TRECHO ORIGINAL –
···
O livro 777[i] tem por objetivo principal a construção de um alfabeto mágico.

Uma das maiores dificuldades enfrentadas pelo estudante – uma dificuldade que aumenta em vez de diminuir com o avanço no conhecimento – é a seguinte: ele acha impossível obter uma ideia clara do significado dos termos que ele emprega. Todo filósofo tem seus próprios significados, até mesmo para termos tão universalmente utilizados como alma; e na maioria dos casos ele sequer suspeita que outros escritores empregam o termo com uma conotação diferente. Até mesmo os escritores técnicos e aqueles que se dão ao trabalho de definir os seus termos antes de usá-los muitas vezes se contradizem uns aos outros. A diversidade é muito grande no caso desta palavra alma. Às vezes ela é usada no sentido de Ātman, um princípio impessoal, quase sinônimo de Absoluto – uma palavra que também tem sido definida com dezenas de sentidos diferentes. Outros usam o termo para representar a alma pessoal individual como distinta da sobre-alma ou Deus. Outros o tomam como equivalente a Neschamah, o Entendimento, a essência inteligível do homem, sua aspiração; outros ainda o definem como Nephesch, a alma animal, a consciência correspondente aos sentidos. Foi até mesmo identificado com o Ruach que realmente é o mecanismo da mente. À parte destas distinções maiores, existem literalmente centenas de tonalidades menores de significados. Encontramos então um escritor determinando alma como A, B e C, enquanto seu colega estudante protesta com veemência que ela não é nenhuma dessas coisas – a despeito de que os dois homens possam estar substancialmente de acordo.
···
SOLICITAÇÃO 1 – Localize nos registros abaixo todas as linhas em que aparece a palavra "canvas" e transcreva-as.
···
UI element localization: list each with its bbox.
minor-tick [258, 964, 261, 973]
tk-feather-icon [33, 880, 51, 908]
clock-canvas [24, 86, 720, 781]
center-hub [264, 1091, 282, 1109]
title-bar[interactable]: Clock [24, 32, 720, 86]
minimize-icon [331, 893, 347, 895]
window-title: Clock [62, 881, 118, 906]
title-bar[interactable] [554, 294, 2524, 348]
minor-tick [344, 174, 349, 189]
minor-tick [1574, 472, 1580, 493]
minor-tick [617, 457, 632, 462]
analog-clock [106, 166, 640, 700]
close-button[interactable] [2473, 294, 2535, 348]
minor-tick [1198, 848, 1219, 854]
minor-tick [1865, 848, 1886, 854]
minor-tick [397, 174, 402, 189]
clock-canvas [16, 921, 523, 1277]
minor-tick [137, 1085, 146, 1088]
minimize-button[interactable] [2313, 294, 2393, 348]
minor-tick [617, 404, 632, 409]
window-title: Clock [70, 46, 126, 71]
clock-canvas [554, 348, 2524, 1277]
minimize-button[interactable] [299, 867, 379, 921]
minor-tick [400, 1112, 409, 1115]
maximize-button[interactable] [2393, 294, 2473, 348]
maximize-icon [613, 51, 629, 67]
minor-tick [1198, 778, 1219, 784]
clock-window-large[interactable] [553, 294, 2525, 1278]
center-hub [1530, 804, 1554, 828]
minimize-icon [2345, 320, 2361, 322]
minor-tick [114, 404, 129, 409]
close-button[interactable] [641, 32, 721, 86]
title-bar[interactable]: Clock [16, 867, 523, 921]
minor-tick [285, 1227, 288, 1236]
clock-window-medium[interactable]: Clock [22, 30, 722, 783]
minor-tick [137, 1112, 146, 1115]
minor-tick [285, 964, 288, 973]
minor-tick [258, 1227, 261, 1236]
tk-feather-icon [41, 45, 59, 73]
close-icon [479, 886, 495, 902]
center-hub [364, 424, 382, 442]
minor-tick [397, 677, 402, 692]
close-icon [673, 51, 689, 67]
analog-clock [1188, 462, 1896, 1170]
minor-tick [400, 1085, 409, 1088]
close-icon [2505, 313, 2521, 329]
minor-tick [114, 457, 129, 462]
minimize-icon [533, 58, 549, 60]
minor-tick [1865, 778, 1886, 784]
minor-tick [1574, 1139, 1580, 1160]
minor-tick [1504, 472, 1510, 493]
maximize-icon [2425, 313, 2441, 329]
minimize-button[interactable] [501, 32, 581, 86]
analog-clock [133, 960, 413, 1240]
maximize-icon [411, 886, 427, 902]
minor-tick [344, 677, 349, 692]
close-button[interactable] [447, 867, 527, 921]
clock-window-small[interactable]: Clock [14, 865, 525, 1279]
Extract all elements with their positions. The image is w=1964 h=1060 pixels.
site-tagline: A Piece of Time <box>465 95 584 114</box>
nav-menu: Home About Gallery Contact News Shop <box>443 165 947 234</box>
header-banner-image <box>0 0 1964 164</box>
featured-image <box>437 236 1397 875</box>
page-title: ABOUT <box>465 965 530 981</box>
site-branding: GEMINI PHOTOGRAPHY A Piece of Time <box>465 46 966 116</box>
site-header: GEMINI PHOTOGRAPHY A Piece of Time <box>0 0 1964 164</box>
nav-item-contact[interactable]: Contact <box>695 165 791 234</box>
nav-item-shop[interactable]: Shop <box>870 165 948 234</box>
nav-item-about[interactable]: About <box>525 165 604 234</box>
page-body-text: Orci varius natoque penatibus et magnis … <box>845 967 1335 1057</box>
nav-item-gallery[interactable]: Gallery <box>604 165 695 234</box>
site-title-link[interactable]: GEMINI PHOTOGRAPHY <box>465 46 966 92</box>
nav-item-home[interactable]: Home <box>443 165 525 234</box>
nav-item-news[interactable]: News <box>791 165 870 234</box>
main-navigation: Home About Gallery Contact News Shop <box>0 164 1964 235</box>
···
SOLICITAÇÃO 2 – Indique se cada afirmação concorda com o trecho original, respondendo sim ou não e citando literalmente as palavras do trecho que o comprovam: (a) a dificuldade do estudante diminui à medida que ele avança no conhecimento; (b) Nephesch é apresentado como a alma animal; (c) o Ruach é descrito como a essência inteligível do homem.

RESPOSTA REDIGIDA 1 –
clock-canvas [24, 86, 720, 781]
clock-canvas [16, 921, 523, 1277]
clock-canvas [554, 348, 2524, 1277]

RESPOSTA REDIGIDA 2 –
(a) Não: "uma dificuldade que aumenta em vez de diminuir com o avanço no conhecimento".
(b) Sim: "outros ainda o definem como Nephesch, a alma animal".
(c) Não: "Foi até mesmo identificado com o Ruach que realmente é o mecanismo da mente".